(Stored records)
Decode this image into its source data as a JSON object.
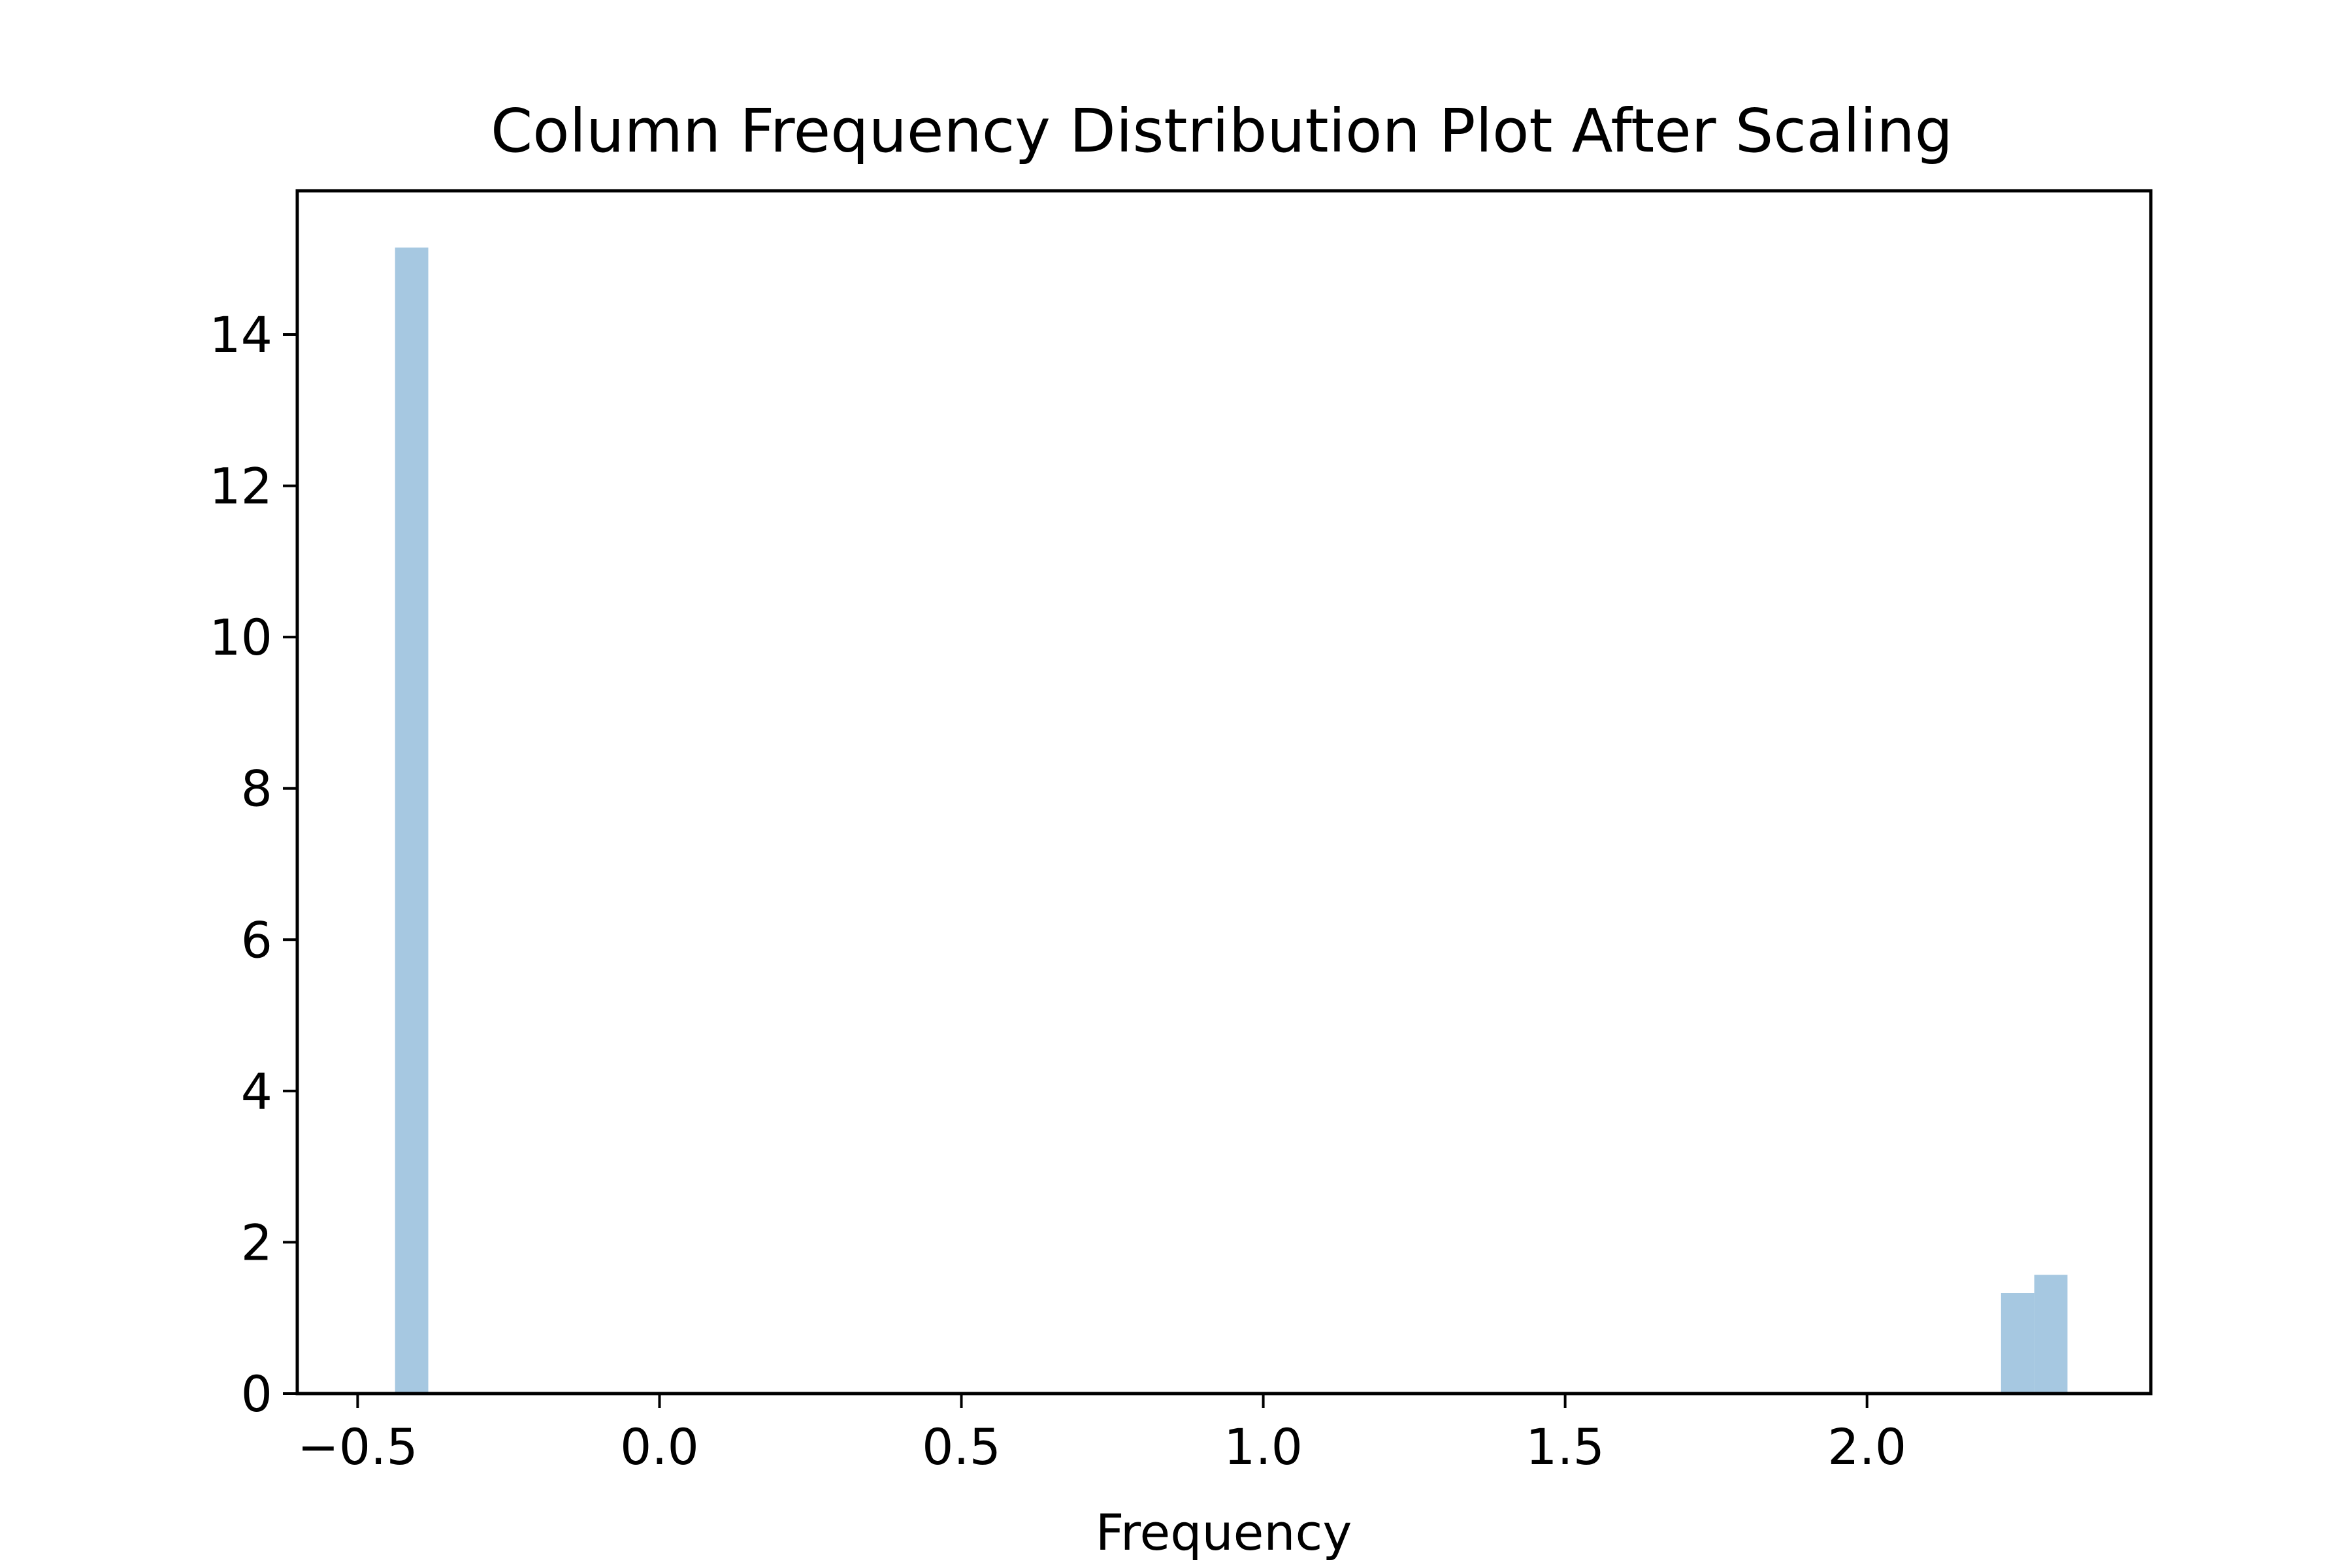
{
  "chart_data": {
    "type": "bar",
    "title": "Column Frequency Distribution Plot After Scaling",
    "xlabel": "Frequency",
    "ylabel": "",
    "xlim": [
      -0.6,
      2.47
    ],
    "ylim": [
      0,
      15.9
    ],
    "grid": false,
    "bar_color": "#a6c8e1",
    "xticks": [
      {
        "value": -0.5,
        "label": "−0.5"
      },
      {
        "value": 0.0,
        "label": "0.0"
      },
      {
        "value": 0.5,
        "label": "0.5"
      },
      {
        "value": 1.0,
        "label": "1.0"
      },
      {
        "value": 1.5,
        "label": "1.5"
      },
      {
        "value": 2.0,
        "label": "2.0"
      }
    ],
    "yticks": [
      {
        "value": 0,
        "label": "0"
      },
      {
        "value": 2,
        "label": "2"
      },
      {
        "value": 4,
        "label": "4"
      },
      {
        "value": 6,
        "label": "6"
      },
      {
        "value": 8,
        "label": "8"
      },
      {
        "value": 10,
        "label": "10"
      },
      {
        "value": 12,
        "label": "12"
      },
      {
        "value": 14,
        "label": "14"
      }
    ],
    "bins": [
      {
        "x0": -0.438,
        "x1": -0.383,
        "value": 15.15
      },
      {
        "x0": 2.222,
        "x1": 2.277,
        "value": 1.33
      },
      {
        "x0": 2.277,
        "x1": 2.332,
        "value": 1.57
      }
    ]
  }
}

• WORK TO DO: Review the preceding data and report every line that includes the string "Frequency".

• FINAL ANSWER:
    "title": "Column Frequency Distribution Plot After Scaling",
    "xlabel": "Frequency",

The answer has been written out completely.